[Begin]
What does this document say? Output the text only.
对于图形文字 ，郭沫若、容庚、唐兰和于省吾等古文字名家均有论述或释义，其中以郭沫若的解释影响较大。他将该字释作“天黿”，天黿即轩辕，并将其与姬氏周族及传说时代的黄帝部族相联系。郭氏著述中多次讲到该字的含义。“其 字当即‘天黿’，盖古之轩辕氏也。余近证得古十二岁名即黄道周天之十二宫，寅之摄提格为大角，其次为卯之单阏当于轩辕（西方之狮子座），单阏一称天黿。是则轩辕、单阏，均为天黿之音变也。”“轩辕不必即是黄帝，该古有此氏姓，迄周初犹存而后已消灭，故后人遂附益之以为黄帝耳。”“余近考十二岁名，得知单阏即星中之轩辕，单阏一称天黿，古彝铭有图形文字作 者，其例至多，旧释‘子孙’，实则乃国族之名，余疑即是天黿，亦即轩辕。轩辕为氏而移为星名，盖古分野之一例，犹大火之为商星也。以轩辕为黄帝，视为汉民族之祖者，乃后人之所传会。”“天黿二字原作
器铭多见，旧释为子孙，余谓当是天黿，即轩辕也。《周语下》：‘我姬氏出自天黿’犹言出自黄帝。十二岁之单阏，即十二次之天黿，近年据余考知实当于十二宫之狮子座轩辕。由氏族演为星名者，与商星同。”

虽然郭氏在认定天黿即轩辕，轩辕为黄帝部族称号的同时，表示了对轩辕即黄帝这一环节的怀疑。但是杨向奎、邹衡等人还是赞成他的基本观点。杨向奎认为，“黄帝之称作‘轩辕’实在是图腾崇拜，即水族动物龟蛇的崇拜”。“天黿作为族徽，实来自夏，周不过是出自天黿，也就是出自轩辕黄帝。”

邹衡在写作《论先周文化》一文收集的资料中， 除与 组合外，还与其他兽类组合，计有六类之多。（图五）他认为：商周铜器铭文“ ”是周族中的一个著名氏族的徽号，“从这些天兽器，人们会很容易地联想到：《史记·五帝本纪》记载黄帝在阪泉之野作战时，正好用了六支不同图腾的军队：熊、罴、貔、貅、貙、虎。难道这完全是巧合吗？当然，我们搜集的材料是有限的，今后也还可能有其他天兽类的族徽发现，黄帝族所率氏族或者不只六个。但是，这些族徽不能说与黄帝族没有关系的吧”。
[End]
What the task asks. Print out all the entries precisely as written.

Result.
What does this document say? Output the text only.
对于图形文字 ，郭沫若、容庚、唐兰和于省吾等古文字名家均有论述或释义，其中以郭沫若的解释影响较大。他将该字释作“天黿”，天黿即轩辕，并将其与姬氏周族及传说时代的黄帝部族相联系。郭氏著述中多次讲到该字的含义。“其 字当即‘天黿’，盖古之轩辕氏也。余近证得古十二岁名即黄道周天之十二宫，寅之摄提格为大角，其次为卯之单阏当于轩辕（西方之狮子座），单阏一称天黿。是则轩辕、单阏，均为天黿之音变也。”“轩辕不必即是黄帝，该古有此氏姓，迄周初犹存而后已消灭，故后人遂附益之以为黄帝耳。”“余近考十二岁名，得知单阏即星中之轩辕，单阏一称天黿，古彝铭有图形文字作 者，其例至多，旧释‘子孙’，实则乃国族之名，余疑即是天黿，亦即轩辕。轩辕为氏而移为星名，盖古分野之一例，犹大火之为商星也。以轩辕为黄帝，视为汉民族之祖者，乃后人之所传会。”“天黿二字原作
器铭多见，旧释为子孙，余谓当是天黿，即轩辕也。《周语下》：‘我姬氏出自天黿’犹言出自黄帝。十二岁之单阏，即十二次之天黿，近年据余考知实当于十二宫之狮子座轩辕。由氏族演为星名者，与商星同。”

虽然郭氏在认定天黿即轩辕，轩辕为黄帝部族称号的同时，表示了对轩辕即黄帝这一环节的怀疑。但是杨向奎、邹衡等人还是赞成他的基本观点。杨向奎认为，“黄帝之称作‘轩辕’实在是图腾崇拜，即水族动物龟蛇的崇拜”。“天黿作为族徽，实来自夏，周不过是出自天黿，也就是出自轩辕黄帝。”

邹衡在写作《论先周文化》一文收集的资料中， 除与 组合外，还与其他兽类组合，计有六类之多。（图五）他认为：商周铜器铭文“ ”是周族中的一个著名氏族的徽号，“从这些天兽器，人们会很容易地联想到：《史记·五帝本纪》记载黄帝在阪泉之野作战时，正好用了六支不同图腾的军队：熊、罴、貔、貅、貙、虎。难道这完全是巧合吗？当然，我们搜集的材料是有限的，今后也还可能有其他天兽类的族徽发现，黄帝族所率氏族或者不只六个。但是，这些族徽不能说与黄帝族没有关系的吧”。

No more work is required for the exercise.